**GOAL**
Scan the following material for the string "this" and copy each line in which it appears.

------------------------------

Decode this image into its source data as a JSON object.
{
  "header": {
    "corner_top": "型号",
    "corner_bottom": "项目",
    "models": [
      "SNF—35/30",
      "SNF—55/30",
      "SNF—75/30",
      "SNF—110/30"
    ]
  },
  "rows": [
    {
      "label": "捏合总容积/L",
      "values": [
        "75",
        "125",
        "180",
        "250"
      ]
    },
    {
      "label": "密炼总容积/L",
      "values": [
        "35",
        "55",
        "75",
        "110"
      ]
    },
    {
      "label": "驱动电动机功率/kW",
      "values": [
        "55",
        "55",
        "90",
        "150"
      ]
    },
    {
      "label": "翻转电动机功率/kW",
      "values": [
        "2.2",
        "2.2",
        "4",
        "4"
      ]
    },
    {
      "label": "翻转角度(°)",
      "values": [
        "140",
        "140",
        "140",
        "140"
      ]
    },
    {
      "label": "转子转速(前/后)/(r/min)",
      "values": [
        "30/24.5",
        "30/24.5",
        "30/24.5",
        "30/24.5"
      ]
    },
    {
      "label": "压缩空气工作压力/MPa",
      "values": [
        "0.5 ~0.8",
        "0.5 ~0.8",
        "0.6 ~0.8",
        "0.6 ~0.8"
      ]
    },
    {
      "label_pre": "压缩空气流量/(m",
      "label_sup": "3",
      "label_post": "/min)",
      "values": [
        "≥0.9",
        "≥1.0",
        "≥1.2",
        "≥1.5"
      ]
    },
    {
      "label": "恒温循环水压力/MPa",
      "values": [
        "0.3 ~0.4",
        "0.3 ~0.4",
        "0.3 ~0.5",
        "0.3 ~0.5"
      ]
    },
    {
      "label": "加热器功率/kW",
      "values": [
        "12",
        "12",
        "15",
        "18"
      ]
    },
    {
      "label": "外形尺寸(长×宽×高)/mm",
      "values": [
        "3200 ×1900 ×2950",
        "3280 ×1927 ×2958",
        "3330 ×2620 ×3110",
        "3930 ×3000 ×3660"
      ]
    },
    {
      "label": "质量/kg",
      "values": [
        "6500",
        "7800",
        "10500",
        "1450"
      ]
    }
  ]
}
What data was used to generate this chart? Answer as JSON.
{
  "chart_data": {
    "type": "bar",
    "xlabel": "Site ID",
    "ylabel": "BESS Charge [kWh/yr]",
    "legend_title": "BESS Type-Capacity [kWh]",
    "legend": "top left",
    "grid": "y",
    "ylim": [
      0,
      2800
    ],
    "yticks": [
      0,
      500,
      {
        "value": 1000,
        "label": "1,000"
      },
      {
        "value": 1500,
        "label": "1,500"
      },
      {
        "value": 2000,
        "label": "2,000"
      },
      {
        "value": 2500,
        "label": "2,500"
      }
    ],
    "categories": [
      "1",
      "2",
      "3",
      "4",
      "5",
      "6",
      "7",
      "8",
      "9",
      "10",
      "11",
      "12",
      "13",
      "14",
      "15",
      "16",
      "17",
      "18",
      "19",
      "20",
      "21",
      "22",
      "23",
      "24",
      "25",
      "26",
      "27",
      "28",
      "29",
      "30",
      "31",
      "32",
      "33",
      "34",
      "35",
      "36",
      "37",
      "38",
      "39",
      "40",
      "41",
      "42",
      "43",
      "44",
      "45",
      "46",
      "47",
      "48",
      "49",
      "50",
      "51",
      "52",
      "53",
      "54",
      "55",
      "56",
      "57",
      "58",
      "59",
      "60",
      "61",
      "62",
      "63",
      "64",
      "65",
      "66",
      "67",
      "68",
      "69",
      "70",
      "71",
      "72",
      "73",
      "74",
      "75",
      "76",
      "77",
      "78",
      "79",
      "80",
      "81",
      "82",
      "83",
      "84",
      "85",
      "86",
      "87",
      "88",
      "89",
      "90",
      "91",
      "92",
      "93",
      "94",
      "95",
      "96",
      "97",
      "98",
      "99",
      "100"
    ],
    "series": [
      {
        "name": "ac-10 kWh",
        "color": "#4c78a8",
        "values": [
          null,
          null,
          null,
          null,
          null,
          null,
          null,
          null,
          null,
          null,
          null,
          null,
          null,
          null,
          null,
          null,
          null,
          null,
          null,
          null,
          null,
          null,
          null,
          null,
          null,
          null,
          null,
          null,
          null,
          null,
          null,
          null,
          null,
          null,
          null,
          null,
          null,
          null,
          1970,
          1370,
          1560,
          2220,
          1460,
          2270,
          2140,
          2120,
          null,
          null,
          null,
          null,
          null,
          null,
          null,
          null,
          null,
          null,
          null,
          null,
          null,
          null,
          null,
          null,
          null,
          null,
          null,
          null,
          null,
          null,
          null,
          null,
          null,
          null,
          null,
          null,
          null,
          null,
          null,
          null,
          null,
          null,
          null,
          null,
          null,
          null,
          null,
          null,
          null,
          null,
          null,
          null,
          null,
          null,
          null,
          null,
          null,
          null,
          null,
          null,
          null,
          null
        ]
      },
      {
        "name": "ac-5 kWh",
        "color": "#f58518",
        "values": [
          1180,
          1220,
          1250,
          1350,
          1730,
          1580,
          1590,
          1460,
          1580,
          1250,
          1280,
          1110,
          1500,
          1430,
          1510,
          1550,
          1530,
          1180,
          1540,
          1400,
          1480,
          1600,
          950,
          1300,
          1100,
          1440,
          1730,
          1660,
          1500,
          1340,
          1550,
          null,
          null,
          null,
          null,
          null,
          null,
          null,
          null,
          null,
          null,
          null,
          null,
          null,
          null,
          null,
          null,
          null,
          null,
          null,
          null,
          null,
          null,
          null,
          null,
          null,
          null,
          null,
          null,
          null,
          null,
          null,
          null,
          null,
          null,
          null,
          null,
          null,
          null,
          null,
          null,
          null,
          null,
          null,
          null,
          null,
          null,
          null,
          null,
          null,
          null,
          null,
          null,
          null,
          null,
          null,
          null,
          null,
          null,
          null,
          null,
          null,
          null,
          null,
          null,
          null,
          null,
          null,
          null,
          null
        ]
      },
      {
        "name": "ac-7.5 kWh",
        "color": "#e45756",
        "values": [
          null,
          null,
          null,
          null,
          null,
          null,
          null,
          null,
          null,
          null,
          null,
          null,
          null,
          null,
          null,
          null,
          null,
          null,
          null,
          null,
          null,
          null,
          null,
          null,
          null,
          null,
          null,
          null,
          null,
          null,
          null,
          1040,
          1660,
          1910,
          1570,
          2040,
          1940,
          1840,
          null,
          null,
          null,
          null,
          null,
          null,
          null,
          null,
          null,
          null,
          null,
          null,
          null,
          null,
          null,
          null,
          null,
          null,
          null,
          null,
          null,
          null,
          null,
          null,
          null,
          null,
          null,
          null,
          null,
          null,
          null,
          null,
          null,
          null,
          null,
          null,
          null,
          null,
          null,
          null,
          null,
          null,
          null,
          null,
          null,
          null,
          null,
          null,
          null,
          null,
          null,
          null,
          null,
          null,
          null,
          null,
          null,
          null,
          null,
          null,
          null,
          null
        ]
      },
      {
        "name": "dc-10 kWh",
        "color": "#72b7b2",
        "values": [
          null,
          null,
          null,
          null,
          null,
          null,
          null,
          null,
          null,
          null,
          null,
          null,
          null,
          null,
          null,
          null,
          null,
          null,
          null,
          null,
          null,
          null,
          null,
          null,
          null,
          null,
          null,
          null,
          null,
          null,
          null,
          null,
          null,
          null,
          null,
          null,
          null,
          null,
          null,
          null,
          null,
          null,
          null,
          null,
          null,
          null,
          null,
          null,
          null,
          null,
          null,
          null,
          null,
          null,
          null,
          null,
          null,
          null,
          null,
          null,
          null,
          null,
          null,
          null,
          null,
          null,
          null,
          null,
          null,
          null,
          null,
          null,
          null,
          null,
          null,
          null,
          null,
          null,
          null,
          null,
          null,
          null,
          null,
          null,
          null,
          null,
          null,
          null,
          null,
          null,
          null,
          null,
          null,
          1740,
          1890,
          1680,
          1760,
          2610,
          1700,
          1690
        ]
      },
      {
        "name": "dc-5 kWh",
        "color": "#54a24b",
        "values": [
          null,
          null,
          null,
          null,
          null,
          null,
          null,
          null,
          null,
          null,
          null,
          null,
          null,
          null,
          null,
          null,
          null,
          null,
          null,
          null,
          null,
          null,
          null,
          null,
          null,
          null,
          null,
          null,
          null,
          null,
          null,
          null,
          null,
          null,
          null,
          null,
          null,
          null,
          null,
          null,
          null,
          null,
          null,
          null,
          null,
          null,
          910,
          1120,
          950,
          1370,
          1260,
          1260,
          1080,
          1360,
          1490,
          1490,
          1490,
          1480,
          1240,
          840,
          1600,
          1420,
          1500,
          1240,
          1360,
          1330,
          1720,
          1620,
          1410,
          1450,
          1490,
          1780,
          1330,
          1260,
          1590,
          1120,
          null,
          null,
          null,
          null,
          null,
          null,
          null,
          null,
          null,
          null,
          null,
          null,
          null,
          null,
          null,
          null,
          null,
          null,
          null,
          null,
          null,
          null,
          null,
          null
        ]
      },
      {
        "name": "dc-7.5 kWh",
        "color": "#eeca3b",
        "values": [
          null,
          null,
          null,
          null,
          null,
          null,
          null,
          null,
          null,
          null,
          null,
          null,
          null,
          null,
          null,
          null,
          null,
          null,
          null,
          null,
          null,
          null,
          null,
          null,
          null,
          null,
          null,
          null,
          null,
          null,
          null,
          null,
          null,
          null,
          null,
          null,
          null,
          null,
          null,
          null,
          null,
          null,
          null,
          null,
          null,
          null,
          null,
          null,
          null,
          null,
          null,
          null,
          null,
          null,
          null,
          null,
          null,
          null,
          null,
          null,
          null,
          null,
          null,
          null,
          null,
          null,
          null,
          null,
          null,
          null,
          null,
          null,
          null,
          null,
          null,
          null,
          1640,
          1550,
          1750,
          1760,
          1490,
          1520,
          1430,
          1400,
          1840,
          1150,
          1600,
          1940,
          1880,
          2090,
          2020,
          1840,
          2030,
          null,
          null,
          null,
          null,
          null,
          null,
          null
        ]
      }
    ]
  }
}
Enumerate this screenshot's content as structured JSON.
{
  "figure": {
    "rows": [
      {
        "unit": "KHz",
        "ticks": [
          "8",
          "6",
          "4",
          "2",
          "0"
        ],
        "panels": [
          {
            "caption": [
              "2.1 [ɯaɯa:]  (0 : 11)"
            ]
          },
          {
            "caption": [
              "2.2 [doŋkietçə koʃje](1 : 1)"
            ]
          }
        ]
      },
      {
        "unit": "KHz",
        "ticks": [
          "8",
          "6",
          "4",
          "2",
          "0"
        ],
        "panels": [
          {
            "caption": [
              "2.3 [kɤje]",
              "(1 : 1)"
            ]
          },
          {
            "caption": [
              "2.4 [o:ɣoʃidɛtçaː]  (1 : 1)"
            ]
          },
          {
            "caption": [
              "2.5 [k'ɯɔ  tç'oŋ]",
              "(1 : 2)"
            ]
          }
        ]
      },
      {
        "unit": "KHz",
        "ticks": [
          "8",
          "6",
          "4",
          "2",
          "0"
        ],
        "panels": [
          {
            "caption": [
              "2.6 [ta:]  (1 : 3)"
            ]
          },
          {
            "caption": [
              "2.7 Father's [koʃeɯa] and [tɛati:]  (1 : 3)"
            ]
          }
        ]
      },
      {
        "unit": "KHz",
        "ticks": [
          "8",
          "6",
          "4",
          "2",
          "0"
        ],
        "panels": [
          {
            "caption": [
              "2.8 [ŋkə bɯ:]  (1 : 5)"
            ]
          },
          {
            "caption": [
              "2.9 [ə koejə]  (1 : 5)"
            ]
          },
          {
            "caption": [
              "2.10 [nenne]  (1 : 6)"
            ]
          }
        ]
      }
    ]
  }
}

------------------------------

**TASK RESULT**
Decode this image into its source data as a JSON object.
What data was used to generate this chart? Answer as JSON.
Enumerate this screenshot's content as structured JSON.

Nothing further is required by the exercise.